◆ **WRITTEN TASK**
Pictures excluded, retype the lines from the one containing "OCR this image." through the last line of the data below, both included.

◆ **THE INPUT**

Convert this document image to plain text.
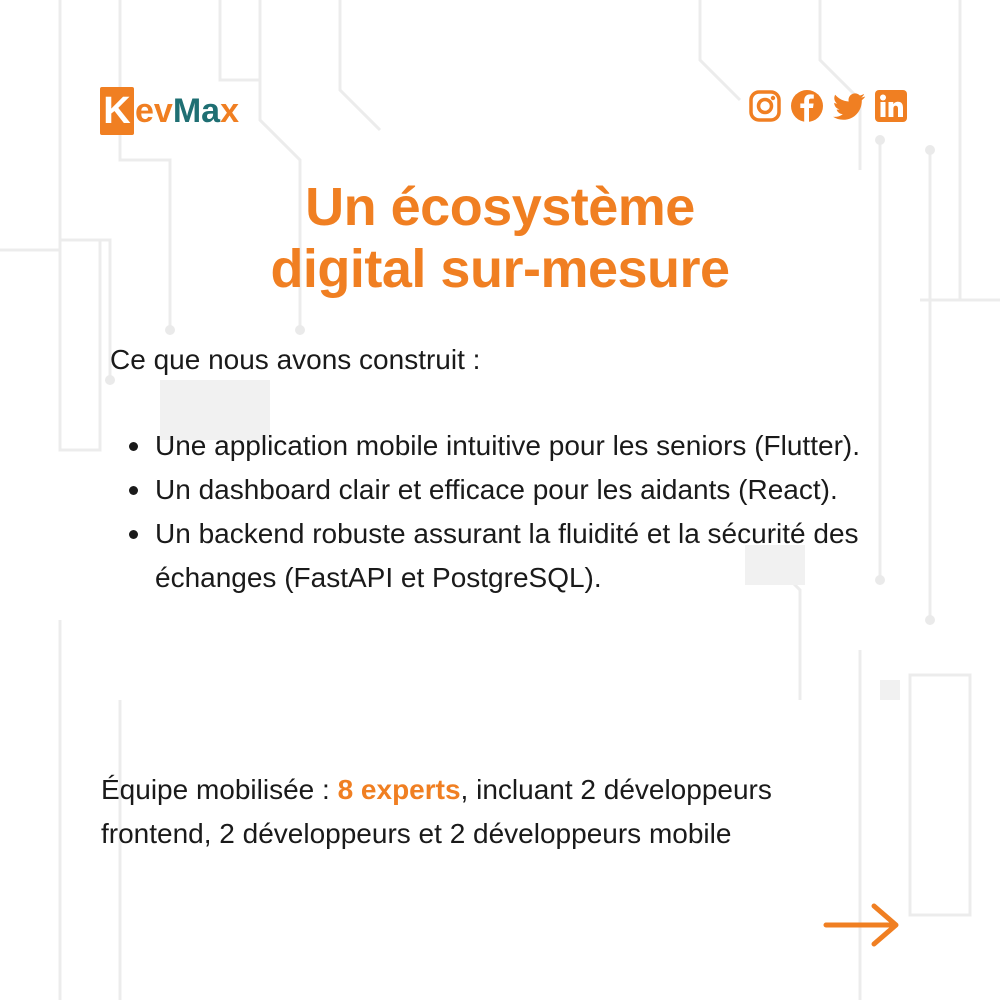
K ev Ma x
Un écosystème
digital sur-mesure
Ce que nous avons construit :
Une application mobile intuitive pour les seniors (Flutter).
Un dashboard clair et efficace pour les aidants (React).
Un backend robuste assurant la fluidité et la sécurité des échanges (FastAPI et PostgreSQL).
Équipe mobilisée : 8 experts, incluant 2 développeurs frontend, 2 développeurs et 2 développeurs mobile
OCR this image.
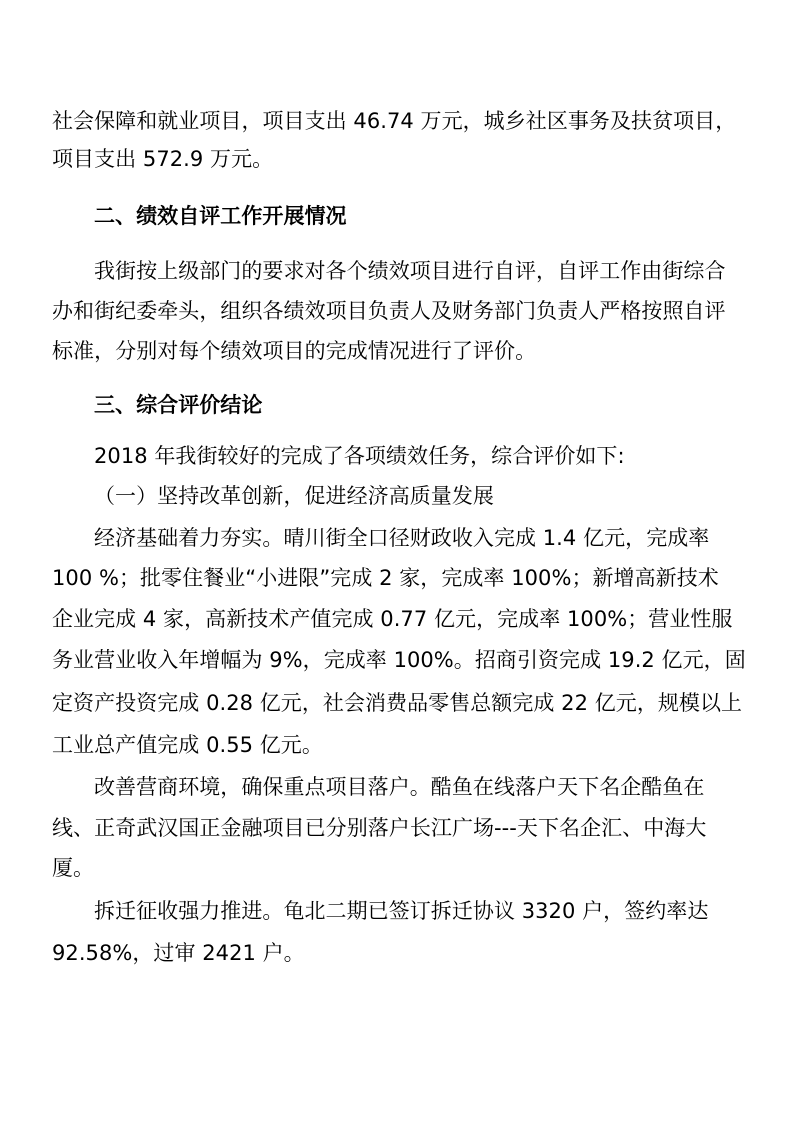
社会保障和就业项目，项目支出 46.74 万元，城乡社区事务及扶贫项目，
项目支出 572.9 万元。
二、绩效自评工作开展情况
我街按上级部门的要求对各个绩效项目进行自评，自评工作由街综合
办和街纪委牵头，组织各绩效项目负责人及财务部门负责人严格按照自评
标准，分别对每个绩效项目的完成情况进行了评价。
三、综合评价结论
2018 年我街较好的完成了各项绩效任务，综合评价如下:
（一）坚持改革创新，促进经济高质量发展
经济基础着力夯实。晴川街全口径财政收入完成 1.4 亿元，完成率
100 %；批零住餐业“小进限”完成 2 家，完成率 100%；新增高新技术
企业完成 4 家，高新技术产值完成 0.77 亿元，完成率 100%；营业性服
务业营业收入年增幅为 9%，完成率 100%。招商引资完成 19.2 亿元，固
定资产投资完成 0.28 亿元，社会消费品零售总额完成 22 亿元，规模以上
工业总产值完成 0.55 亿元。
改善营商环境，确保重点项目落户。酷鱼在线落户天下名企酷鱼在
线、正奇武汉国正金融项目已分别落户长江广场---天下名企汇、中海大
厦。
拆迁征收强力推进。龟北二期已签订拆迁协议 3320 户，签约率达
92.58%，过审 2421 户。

◆ **EXERCISE RESULT**
OCR this image.
社会保障和就业项目，项目支出 46.74 万元，城乡社区事务及扶贫项目，
项目支出 572.9 万元。
二、绩效自评工作开展情况
我街按上级部门的要求对各个绩效项目进行自评，自评工作由街综合
办和街纪委牵头，组织各绩效项目负责人及财务部门负责人严格按照自评
标准，分别对每个绩效项目的完成情况进行了评价。
三、综合评价结论
2018 年我街较好的完成了各项绩效任务，综合评价如下:
（一）坚持改革创新，促进经济高质量发展
经济基础着力夯实。晴川街全口径财政收入完成 1.4 亿元，完成率
100 %；批零住餐业“小进限”完成 2 家，完成率 100%；新增高新技术
企业完成 4 家，高新技术产值完成 0.77 亿元，完成率 100%；营业性服
务业营业收入年增幅为 9%，完成率 100%。招商引资完成 19.2 亿元，固
定资产投资完成 0.28 亿元，社会消费品零售总额完成 22 亿元，规模以上
工业总产值完成 0.55 亿元。
改善营商环境，确保重点项目落户。酷鱼在线落户天下名企酷鱼在
线、正奇武汉国正金融项目已分别落户长江广场---天下名企汇、中海大
厦。
拆迁征收强力推进。龟北二期已签订拆迁协议 3320 户，签约率达
92.58%，过审 2421 户。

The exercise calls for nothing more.